Written problem a: Write out the piece on the plastic-free urupā word for word.

-- Document text start --

Taranaki Whānui cleans up urupā to make it plastic-free with lots of native trees

Taranaki Whānui and the Wellington City Council are leading a project to create the first plastic-free urupā in Wellington.

They have planted 500 species of native plants and aim to restore the land and water bodies that are littered with plastic.

Despite it being the resting place for the dead, the people involved want to revitalise the land and waterways.

Hana Buchanan of Taranaki Whānui descent says the voluntary effort of those involved with the planting process over the weekend at Opau Urupā in Mākara is something to help sustain the earth for future generations.

“Ko te mahi i te rā nei, te w’akaora anō i tēnei w’enua ki ngā tupu, ki ngā rākau, kia w’akareia te w’enua, kia kākā'utia a Papatūānuku anō. Ko te mahi i te rā nei, ko te w’akatō rākau, w’akatō tupu, ā tōna wā, ā tōna wā, ko te ā'ua o te urupā nei ka hoki ki te ā'ua taketake.”

(The goal of today is to revitalise this land with plants, trees to adorn the land and to again clothe Papatūānuku. What we’re doing today is planting trees, plants and in time the appearance of this cemetery will be like its traditional self.)

Terese McLeod of Taranaki Whānui has spearheaded this project and recalls noticing plastic flooding streams in Wellington.

She says the thought dawned on her to return Māori areas of significance to being plastic-free.

-- Document text end --

Written problem b: In the records, swap "text-line" for "text-row" in the lines starting with the line with "intro-paragraph [7, 0, 957, 153]" and going on through the line with "text-line: utförligare beskrivning". Return only those lines, leaving everything else unchanged.

-- The input start --

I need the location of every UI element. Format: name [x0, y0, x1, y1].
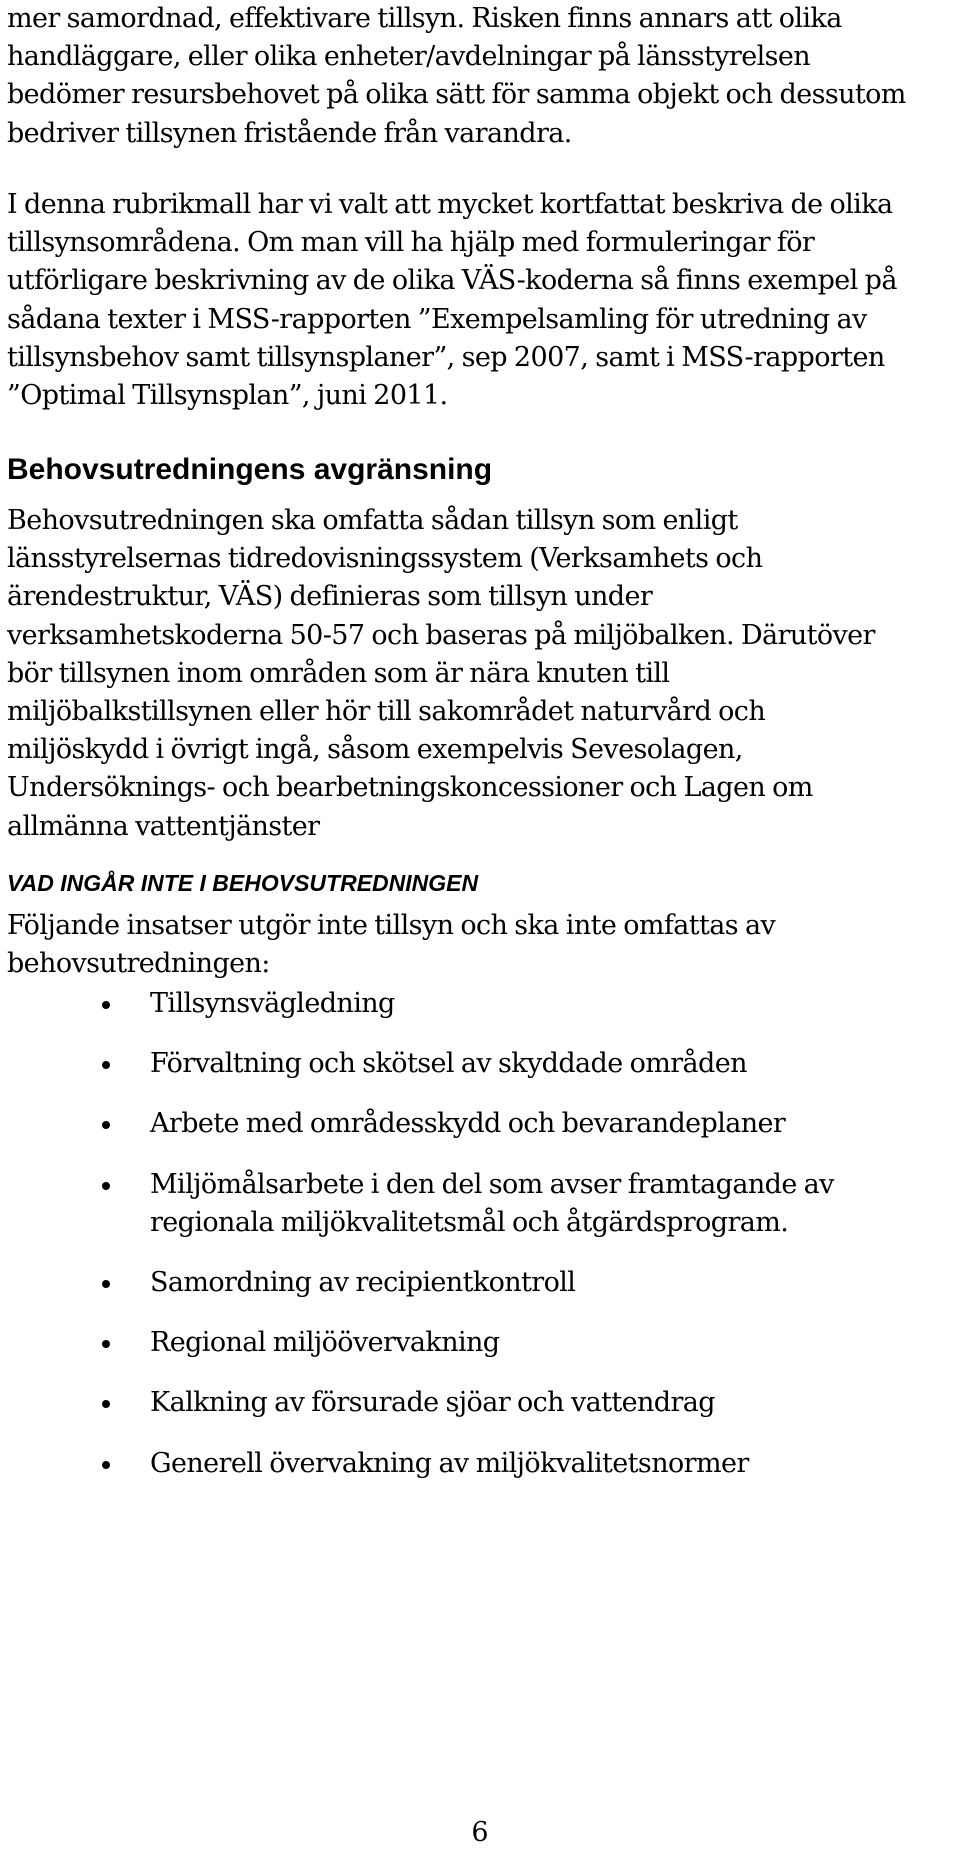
intro-paragraph [7, 0, 957, 153]
list-item-text: Arbete med områdesskydd och bevarandeplaner [150, 1108, 786, 1140]
text-line: tillsynsområdena. Om man vill ha hjälp med formuleringar för [7, 227, 815, 259]
text-line: bedriver tillsynen fristående från varandra. [7, 117, 572, 149]
list-item [0, 1105, 960, 1143]
text-line: utförligare beskrivning av de olika VÄS-koderna så finns exempel på [7, 265, 897, 297]
text-line: behovsutredningen: [7, 948, 270, 980]
text-line: ”Optimal Tillsynsplan”, juni 2011. [7, 380, 448, 412]
list-item-text: Kalkning av försurade sjöar och vattendrag [150, 1387, 715, 1419]
bullet-icon [102, 1121, 110, 1129]
text-line: allmänna vattentjänster [7, 810, 320, 842]
text-line: mer samordnad, effektivare tillsyn. Risken finns annars att olika [7, 3, 842, 34]
text-line: verksamhetskoderna 50-57 och baseras på miljöbalken. Därutöver [7, 619, 875, 651]
subheading: VAD INGÅR INTE I BEHOVSUTREDNINGEN [7, 870, 479, 896]
list-item-text: Samordning av recipientkontroll [150, 1267, 576, 1299]
text-line: Undersöknings- och bearbetningskoncessioner och Lagen om [7, 772, 813, 804]
bullet-icon [102, 1280, 110, 1288]
bullet-icon [102, 1400, 110, 1408]
list-item-text: Miljömålsarbete i den del som avser framtagande av [150, 1168, 834, 1200]
text-line: bedömer resursbehovet på olika sätt för samma objekt och dessutom [7, 79, 906, 111]
text-line: bör tillsynen inom områden som är nära knuten till [7, 657, 670, 689]
page-number: 6 [471, 1817, 489, 1848]
list-item-text: Förvaltning och skötsel av skyddade områden [150, 1048, 747, 1080]
text-line: Följande insatser utgör inte tillsyn och ska inte omfattas av [7, 910, 776, 941]
scope-paragraph [7, 502, 957, 846]
text-line: miljöskydd i övrigt ingå, såsom exempelvis Sevesolagen, [7, 734, 743, 766]
text-line: ärendestruktur, VÄS) definieras som tillsyn under [7, 581, 653, 613]
list-item [0, 1445, 960, 1483]
section-heading: Behovsutredningens avgränsning [7, 453, 493, 486]
list-item [0, 1045, 960, 1083]
text-line: I denna rubrikmall har vi valt att mycket kortfattat beskriva de olika [7, 189, 893, 220]
text-line: Behovsutredningen ska omfatta sådan tillsyn som enligt [7, 505, 738, 536]
list-item [0, 1384, 960, 1422]
text-line: sådana texter i MSS-rapporten ”Exempelsamling för utredning av [7, 303, 867, 335]
bullet-icon [102, 1182, 110, 1190]
bullet-icon [102, 1001, 110, 1009]
bullet-icon [102, 1340, 110, 1348]
list-item-text: Generell övervakning av miljökvalitetsnormer [150, 1447, 749, 1479]
text-line: miljöbalkstillsynen eller hör till sakområdet naturvård och [7, 696, 766, 728]
text-line: tillsynsbehov samt tillsynsplaner”, sep 2007, samt i MSS-rapporten [7, 341, 885, 373]
list-item [0, 985, 960, 1023]
rubrikmall-paragraph [7, 186, 957, 415]
text-line: handläggare, eller olika enheter/avdelningar på länsstyrelsen [7, 41, 811, 73]
list-item [0, 1324, 960, 1362]
text-line: länsstyrelsernas tidredovisningssystem (Verksamhets och [7, 543, 763, 575]
list-item [0, 1166, 960, 1242]
list-item-text: regionala miljökvalitetsmål och åtgärdsprogram. [150, 1206, 789, 1238]
list-item-text: Regional miljöövervakning [150, 1327, 500, 1359]
list-item-text: Tillsynsvägledning [150, 988, 395, 1019]
list-item [0, 1264, 960, 1302]
bullet-icon [102, 1061, 110, 1069]
bullet-icon [102, 1461, 110, 1469]
exclusion-intro [7, 907, 957, 983]
exclusion-list [0, 985, 960, 1483]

-- The input end --

Exercise result a:
Taranaki Whānui cleans up urupā to make it plastic-free with lots of native trees

Taranaki Whānui and the Wellington City Council are leading a project to create the first plastic-free urupā in Wellington.

They have planted 500 species of native plants and aim to restore the land and water bodies that are littered with plastic.

Despite it being the resting place for the dead, the people involved want to revitalise the land and waterways.

Hana Buchanan of Taranaki Whānui descent says the voluntary effort of those involved with the planting process over the weekend at Opau Urupā in Mākara is something to help sustain the earth for future generations.

“Ko te mahi i te rā nei, te w’akaora anō i tēnei w’enua ki ngā tupu, ki ngā rākau, kia w’akareia te w’enua, kia kākā'utia a Papatūānuku anō. Ko te mahi i te rā nei, ko te w’akatō rākau, w’akatō tupu, ā tōna wā, ā tōna wā, ko te ā'ua o te urupā nei ka hoki ki te ā'ua taketake.”

(The goal of today is to revitalise this land with plants, trees to adorn the land and to again clothe Papatūānuku. What we’re doing today is planting trees, plants and in time the appearance of this cemetery will be like its traditional self.)

Terese McLeod of Taranaki Whānui has spearheaded this project and recalls noticing plastic flooding streams in Wellington.

She says the thought dawned on her to return Māori areas of significance to being plastic-free.

Exercise result b:
intro-paragraph [7, 0, 957, 153]
list-item-text: Arbete med områdesskydd och bevarandeplaner [150, 1108, 786, 1140]
text-row: tillsynsområdena. Om man vill ha hjälp med formuleringar för [7, 227, 815, 259]
text-row: bedriver tillsynen fristående från varandra. [7, 117, 572, 149]
list-item [0, 1105, 960, 1143]
text-row: utförligare beskrivning av de olika VÄS-koderna så finns exempel på [7, 265, 897, 297]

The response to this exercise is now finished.